Dataset records:
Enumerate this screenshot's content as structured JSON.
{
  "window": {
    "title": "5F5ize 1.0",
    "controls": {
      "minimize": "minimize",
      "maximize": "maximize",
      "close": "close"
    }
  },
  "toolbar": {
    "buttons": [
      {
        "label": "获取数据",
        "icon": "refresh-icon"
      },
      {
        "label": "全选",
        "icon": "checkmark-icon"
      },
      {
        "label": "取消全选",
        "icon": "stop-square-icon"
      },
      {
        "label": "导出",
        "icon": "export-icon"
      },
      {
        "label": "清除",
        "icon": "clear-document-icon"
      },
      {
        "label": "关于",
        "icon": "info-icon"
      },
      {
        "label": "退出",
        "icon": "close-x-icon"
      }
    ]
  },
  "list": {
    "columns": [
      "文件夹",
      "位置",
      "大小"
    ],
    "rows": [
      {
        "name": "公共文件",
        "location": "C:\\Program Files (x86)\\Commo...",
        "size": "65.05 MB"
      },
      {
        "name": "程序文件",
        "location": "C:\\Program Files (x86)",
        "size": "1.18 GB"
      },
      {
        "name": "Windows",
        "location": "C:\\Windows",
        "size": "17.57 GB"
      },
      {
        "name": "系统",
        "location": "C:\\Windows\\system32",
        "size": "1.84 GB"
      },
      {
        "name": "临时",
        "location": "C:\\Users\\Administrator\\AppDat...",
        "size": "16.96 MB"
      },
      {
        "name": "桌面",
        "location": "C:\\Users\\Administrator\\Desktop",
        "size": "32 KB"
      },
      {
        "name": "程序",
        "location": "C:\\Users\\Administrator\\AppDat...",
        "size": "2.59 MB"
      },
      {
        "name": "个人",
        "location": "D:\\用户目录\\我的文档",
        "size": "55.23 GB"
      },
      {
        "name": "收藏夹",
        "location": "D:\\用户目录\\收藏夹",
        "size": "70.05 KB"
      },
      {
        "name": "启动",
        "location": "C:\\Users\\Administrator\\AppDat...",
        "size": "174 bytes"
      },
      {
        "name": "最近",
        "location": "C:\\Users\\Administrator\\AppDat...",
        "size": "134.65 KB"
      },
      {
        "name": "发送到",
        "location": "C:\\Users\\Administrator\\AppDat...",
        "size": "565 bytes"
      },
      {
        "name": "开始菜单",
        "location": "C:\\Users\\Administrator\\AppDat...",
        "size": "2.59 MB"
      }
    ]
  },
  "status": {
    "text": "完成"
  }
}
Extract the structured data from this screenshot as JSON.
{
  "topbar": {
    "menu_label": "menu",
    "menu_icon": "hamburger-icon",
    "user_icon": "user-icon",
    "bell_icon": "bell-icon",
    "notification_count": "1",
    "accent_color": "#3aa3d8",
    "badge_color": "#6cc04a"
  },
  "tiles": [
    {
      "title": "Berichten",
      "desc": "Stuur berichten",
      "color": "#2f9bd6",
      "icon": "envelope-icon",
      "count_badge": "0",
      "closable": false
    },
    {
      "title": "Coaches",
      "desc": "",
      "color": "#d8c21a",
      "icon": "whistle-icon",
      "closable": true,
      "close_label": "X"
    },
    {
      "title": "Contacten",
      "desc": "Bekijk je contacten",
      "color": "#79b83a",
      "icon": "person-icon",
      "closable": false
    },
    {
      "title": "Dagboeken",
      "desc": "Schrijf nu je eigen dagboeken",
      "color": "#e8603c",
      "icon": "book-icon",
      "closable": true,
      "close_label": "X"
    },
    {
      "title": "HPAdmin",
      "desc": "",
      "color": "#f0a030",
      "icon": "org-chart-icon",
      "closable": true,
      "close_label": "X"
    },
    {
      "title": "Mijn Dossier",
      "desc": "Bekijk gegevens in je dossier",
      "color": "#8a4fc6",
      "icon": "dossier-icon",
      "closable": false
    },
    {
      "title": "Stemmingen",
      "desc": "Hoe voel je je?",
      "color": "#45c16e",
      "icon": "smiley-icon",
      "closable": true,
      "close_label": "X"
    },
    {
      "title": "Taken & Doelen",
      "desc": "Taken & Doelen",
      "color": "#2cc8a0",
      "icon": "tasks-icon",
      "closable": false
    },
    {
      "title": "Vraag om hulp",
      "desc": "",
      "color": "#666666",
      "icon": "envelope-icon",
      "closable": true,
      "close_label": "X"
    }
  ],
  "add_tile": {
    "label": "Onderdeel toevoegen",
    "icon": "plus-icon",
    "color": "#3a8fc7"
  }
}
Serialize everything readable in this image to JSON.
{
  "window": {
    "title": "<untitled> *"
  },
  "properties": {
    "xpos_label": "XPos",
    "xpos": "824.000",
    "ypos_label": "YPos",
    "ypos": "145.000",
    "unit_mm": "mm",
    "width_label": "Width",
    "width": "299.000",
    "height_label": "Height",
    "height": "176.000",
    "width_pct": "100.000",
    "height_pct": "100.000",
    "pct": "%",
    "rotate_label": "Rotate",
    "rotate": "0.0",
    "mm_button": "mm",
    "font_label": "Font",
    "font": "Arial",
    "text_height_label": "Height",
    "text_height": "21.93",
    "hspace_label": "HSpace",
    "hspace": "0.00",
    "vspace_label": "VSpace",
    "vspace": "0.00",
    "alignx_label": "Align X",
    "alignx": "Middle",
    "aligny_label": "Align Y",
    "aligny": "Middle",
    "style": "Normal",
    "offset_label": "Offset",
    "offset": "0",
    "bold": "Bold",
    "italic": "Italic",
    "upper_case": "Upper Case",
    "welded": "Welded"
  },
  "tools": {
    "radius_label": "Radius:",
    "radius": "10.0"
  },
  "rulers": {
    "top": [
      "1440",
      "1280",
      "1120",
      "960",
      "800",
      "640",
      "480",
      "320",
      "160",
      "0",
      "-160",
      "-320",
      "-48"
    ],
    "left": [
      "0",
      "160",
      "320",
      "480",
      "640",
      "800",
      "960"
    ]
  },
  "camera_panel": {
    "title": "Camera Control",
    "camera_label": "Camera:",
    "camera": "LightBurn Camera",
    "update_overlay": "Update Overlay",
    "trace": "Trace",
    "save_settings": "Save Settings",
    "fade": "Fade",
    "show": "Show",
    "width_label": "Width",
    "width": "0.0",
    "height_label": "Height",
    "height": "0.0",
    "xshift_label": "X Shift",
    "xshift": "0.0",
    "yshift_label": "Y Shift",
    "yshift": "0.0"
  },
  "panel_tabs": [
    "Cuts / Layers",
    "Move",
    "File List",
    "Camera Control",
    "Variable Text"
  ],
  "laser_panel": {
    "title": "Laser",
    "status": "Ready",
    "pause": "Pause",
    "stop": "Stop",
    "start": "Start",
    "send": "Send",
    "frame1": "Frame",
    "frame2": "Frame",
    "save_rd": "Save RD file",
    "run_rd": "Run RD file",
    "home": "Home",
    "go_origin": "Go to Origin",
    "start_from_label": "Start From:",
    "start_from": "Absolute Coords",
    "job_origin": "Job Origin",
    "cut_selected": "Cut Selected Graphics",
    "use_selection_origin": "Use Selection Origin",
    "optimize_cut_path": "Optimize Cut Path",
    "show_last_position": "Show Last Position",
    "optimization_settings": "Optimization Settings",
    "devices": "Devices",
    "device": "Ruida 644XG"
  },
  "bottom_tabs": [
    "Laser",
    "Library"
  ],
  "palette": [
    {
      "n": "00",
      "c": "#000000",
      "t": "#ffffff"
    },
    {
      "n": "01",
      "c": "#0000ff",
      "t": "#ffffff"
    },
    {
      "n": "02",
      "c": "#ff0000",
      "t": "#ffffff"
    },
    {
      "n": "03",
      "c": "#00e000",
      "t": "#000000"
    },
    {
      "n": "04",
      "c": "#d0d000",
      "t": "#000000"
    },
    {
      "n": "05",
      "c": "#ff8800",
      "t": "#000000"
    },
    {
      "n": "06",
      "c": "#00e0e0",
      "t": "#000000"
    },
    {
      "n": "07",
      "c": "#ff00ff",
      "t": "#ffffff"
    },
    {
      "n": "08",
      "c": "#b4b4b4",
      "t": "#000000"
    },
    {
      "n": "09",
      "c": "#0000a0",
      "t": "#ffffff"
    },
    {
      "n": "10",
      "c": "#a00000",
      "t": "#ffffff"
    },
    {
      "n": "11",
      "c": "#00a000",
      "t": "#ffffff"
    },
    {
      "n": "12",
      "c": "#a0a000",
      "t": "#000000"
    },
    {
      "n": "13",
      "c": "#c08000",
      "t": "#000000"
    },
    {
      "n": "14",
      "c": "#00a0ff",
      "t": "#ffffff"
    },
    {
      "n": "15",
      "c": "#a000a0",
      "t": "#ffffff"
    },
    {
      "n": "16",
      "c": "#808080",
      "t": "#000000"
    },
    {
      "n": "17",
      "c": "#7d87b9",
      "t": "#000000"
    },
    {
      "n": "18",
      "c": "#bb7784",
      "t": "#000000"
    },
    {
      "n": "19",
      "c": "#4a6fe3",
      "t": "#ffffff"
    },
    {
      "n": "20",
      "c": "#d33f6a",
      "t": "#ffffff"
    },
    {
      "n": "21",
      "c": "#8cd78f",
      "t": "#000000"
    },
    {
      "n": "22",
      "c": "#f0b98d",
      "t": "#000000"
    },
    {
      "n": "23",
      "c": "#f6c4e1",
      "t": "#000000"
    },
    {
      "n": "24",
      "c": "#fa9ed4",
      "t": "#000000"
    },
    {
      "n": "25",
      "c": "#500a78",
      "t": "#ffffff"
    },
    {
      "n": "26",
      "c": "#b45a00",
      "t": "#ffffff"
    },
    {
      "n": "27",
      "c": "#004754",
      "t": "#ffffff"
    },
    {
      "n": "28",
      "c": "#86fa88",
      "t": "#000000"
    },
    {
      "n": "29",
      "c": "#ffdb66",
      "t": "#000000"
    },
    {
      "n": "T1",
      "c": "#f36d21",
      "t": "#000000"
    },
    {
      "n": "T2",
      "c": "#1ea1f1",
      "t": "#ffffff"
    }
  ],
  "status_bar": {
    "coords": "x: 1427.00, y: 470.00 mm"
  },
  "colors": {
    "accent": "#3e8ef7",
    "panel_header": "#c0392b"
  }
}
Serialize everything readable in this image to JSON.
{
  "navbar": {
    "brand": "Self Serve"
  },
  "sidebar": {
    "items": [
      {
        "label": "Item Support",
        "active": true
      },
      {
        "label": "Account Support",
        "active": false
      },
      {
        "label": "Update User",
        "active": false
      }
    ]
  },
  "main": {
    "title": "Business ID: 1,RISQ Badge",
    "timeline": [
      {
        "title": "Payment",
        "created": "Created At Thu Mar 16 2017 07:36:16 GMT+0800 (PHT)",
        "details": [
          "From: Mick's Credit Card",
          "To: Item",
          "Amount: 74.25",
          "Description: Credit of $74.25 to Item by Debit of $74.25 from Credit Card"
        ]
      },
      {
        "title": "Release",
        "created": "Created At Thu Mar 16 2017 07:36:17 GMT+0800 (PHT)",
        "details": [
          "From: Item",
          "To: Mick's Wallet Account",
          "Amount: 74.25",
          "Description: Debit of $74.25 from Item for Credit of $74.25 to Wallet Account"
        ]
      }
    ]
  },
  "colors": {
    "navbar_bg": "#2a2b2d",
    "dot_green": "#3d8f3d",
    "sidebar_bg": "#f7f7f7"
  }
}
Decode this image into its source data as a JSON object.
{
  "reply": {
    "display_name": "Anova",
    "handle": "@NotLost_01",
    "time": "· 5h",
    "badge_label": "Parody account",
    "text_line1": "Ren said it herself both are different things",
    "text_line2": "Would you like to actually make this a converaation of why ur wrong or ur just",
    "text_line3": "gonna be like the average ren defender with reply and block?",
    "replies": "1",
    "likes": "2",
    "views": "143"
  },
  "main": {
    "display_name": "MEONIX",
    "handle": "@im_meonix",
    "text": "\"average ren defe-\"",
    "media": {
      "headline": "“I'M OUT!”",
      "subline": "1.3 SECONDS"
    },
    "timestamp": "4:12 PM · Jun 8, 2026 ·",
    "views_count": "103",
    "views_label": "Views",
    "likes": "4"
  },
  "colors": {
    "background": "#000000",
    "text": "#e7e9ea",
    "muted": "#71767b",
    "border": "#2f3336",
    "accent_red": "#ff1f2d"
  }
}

#### TASK DIRECTIONS
Scan the data above; copy every line where "Windows" appears.

#### EXPECTED ANSWER
        "name": "Windows",
        "location": "C:\\Windows",
        "location": "C:\\Windows\\system32",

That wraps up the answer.